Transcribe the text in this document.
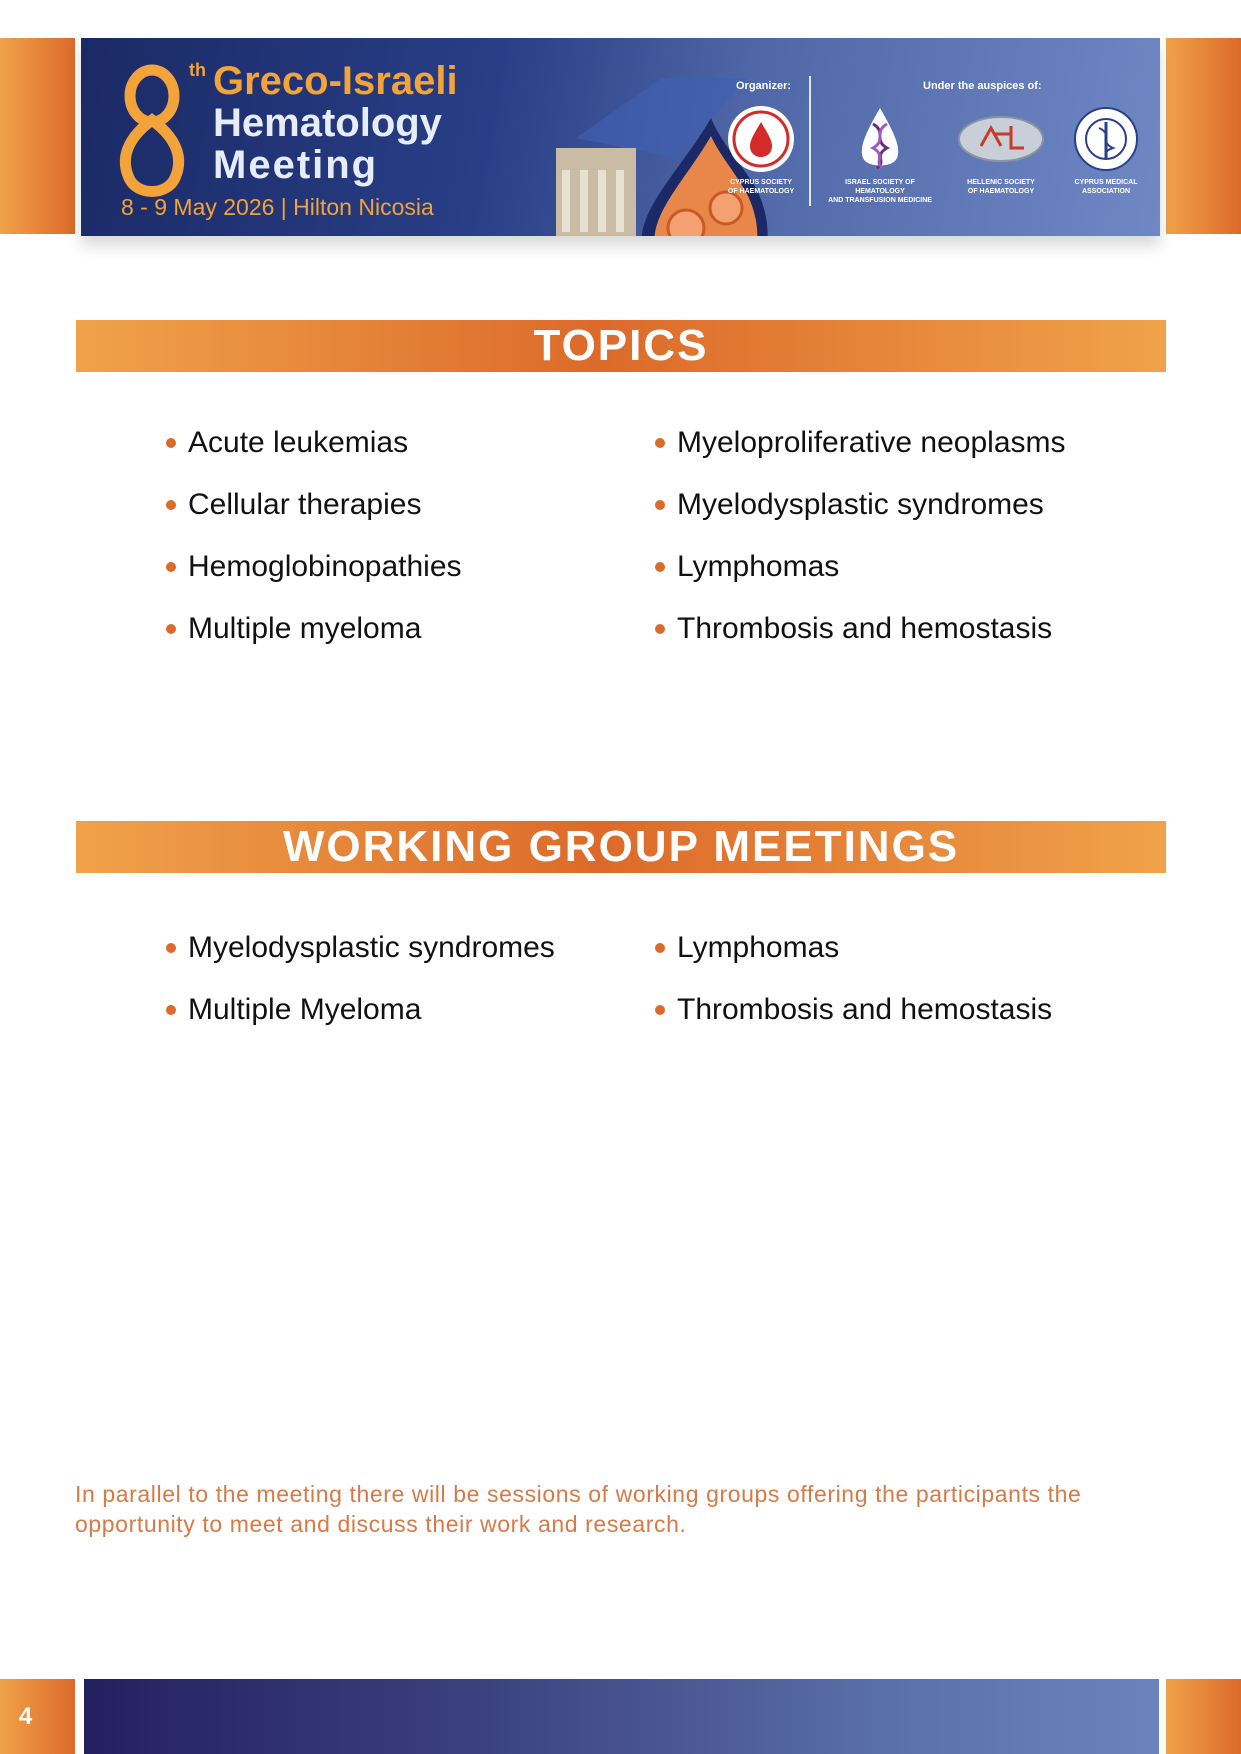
th Greco-Israeli
Hematology
Meeting
8 - 9 May 2026 | Hilton Nicosia
Organizer:	Under the auspices of:
CYPRUS SOCIETY
OF HAEMATOLOGY
ISRAEL SOCIETY OF HEMATOLOGY
AND TRANSFUSION MEDICINE
HELLENIC SOCIETY
OF HAEMATOLOGY
CYPRUS MEDICAL
ASSOCIATION
TOPICS
Acute leukemias
Cellular therapies
Hemoglobinopathies
Multiple myeloma
Myeloproliferative neoplasms
Myelodysplastic syndromes
Lymphomas
Thrombosis and hemostasis
WORKING GROUP MEETINGS
Myelodysplastic syndromes
Multiple Myeloma
Lymphomas
Thrombosis and hemostasis

In parallel to the meeting there will be sessions of working groups offering the participants the opportunity to meet and discuss their work and research.

4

============

TASK STATEMENT:
Your answer should be a single number: the count of lines in the entries that contain the word "SOCIETY".

TASK RESULT:
3